Wherever the word "约需资金" appears in the entries, copy the whole line.

----------------------------------------

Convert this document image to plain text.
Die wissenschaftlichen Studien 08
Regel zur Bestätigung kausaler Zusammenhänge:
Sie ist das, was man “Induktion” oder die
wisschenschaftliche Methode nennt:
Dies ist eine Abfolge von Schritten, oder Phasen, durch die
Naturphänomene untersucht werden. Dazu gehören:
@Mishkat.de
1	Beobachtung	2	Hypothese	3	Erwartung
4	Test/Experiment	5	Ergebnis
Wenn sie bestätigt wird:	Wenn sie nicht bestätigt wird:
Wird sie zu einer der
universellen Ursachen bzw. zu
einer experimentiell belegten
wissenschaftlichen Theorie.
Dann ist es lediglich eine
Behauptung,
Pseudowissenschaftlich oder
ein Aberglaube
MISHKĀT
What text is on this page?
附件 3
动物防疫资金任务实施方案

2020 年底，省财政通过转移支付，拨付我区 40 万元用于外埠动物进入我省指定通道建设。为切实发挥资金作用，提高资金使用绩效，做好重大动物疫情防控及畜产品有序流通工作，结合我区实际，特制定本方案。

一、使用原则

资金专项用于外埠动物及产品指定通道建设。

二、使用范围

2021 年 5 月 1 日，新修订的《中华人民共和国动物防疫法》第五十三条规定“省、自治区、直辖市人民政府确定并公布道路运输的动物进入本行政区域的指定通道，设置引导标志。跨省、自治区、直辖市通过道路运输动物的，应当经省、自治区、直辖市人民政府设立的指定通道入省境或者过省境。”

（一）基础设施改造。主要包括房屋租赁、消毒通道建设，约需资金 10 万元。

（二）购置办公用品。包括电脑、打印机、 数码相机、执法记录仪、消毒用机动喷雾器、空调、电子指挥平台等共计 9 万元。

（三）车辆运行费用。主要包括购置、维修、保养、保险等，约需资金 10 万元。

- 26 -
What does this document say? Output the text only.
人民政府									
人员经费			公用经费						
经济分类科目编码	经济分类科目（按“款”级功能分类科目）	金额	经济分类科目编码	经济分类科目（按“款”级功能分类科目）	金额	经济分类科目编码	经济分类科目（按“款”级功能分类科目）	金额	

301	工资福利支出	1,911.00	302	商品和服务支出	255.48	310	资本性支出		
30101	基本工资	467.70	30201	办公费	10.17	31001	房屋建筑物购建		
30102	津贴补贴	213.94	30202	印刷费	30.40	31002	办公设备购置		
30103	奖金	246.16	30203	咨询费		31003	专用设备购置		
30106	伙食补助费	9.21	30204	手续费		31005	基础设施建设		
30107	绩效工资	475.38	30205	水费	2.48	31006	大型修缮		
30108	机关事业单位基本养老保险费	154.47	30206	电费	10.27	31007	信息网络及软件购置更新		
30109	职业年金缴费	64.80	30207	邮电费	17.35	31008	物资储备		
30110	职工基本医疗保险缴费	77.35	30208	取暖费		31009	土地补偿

----------------------------------------

# FINISHED ANSWER
（一）基础设施改造。主要包括房屋租赁、消毒通道建设，约需资金 10 万元。
（三）车辆运行费用。主要包括购置、维修、保养、保险等，约需资金 10 万元。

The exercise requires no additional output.